— Start Text passage —

All this work is being done on the currently active update_expand branch.

Future releases and features

To make cazy_webscraper accessible to a wider audience, I will (after the release of version 1) add on a GUI for cazy_webscraper. This will likely be slow in development but it will come in the next 6-9 months.

If there any additional features you would like to see added to cazy_webscraper or the documentation, please do raise an issue in the GitHub repo. All feedback is greatly appreciated and the aim is provide a tool users will find extremely useful!

Requirements

POISx or Mac OS, or a Linux emulator
Python version 3.8+
Internet access
The python libraries listed within requirements.txt

Installation

There are three different methods to install cazy_webscraper:

  1. Via bioconda
  2. Via the Python Package Index (PyPI)
  3. From source

Installing via bioconda (Quick and easy installation)

— End Text passage —

**Exercise tasks:**
(1) Which Python version does the cazy_webscraper text list as a requirement?
(2) List every line of the rows below that contains the word "elements".

— Start Recorded information —

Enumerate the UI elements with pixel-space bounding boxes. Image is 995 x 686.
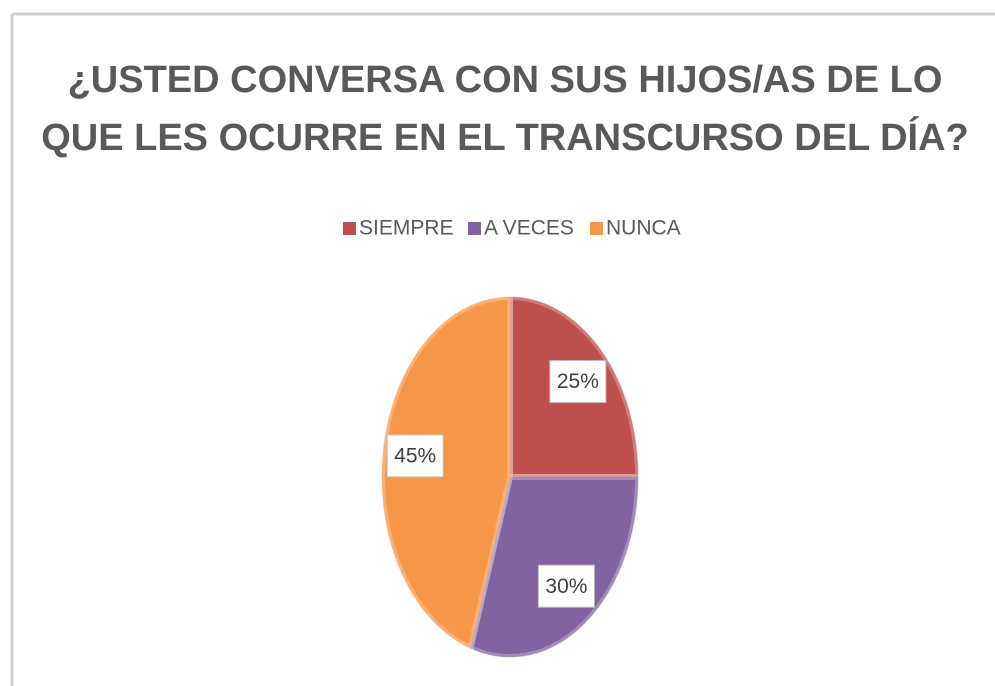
- legend-swatch: [343, 222, 356, 235]
- data-label: 45%: [394, 444, 436, 467]
- chart-title-line: QUE LES OCURRE EN EL TRANSCURSO DEL DÍA?: [41, 115, 969, 159]
- pie-slice: [381, 296, 511, 649]
- pie-slice-rim: [379, 293, 513, 653]
- legend-label: A VECES: [484, 217, 574, 240]
- data-label: 30%: [545, 575, 587, 598]
- legend-swatch: [468, 222, 481, 235]
- chart-title-line: ¿USTED CONVERSA CON SUS HIJOS/AS DE LO: [68, 59, 943, 101]
- pie-slice-rim: [507, 293, 642, 480]
- data-label-box: [537, 564, 595, 608]
- legend-label: NUNCA: [606, 217, 681, 240]
- legend-label: SIEMPRE: [359, 217, 454, 240]
- pie-slice-rim: [466, 474, 642, 660]
- data-label-box: [549, 360, 607, 404]
- data-label: 25%: [557, 370, 599, 393]
- data-label-box: [386, 434, 444, 478]
- legend-swatch: [590, 222, 603, 235]
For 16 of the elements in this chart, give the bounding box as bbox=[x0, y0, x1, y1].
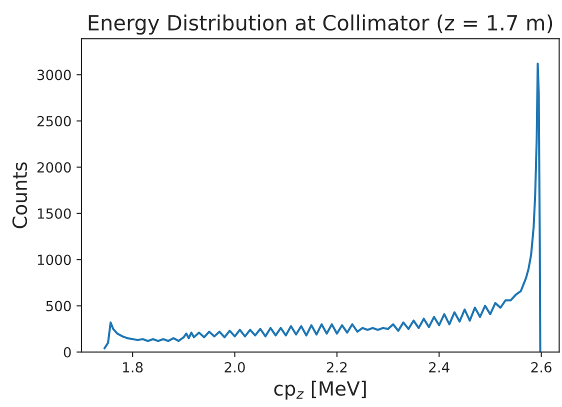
y-tick-label: 2000 bbox=[37, 162, 71, 173]
x-tick-label: 1.8 bbox=[123, 362, 143, 373]
y-tick-label: 1000 bbox=[38, 254, 71, 266]
y-tick-label: 0 bbox=[64, 347, 71, 358]
y-tick-label: 1500 bbox=[38, 208, 71, 219]
x-axis-title: cp$_{z}$ [MeV] bbox=[274, 380, 366, 400]
y-tick-label: 3000 bbox=[37, 70, 71, 80]
y-tick-label: 500 bbox=[46, 300, 71, 312]
line-series bbox=[103, 62, 542, 352]
y-tick-label: 2500 bbox=[37, 116, 71, 126]
chart-title: Energy Distribution at Collimator (z = 1.7 m) bbox=[88, 14, 552, 35]
x-tick-label: 2.0 bbox=[224, 362, 245, 373]
x-tick-label: 2.4 bbox=[429, 362, 450, 372]
y-axis-title: Counts bbox=[12, 162, 28, 228]
x-tick-label: 2.6 bbox=[531, 362, 552, 373]
x-tick-label: 2.2 bbox=[326, 362, 347, 372]
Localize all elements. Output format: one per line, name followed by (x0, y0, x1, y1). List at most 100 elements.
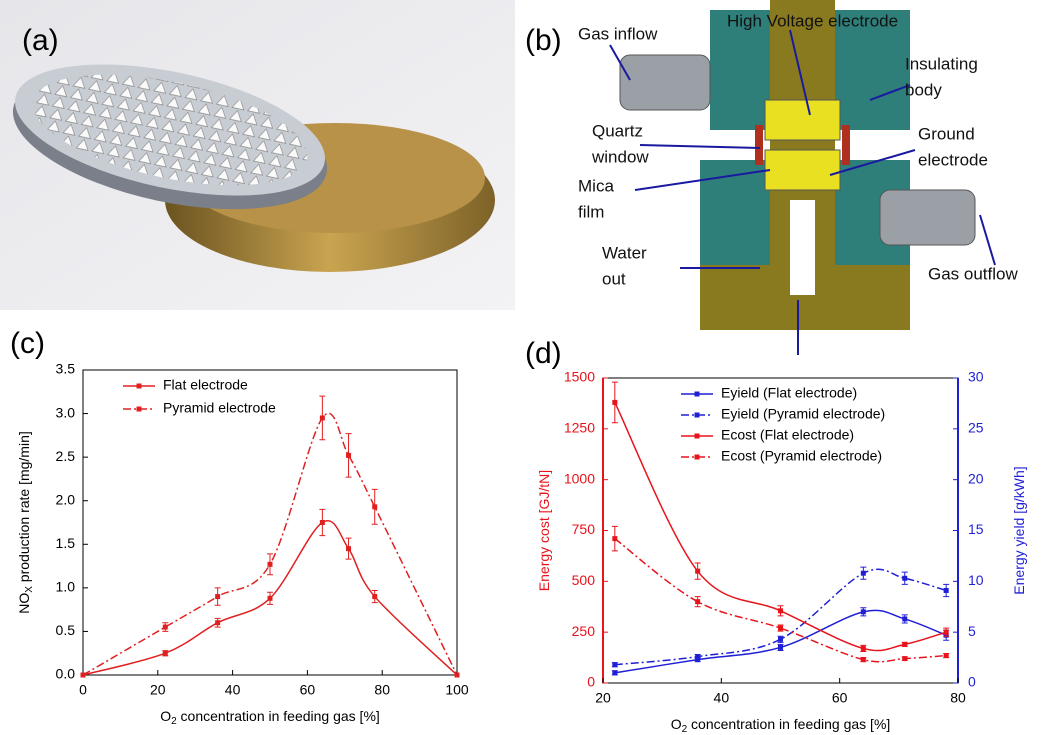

— End Recorded information —

**Answer set:**
(1) Python version 3.8+

(2)
Enumerate the UI elements with pixel-space bounding boxes. Image is 995 x 686.
For 16 of the elements in this chart, give the bounding box as bbox=[x0, y0, x1, y1].
Localize all elements. Output format: one per line, name followed by (x0, y0, x1, y1). List at most 100 elements.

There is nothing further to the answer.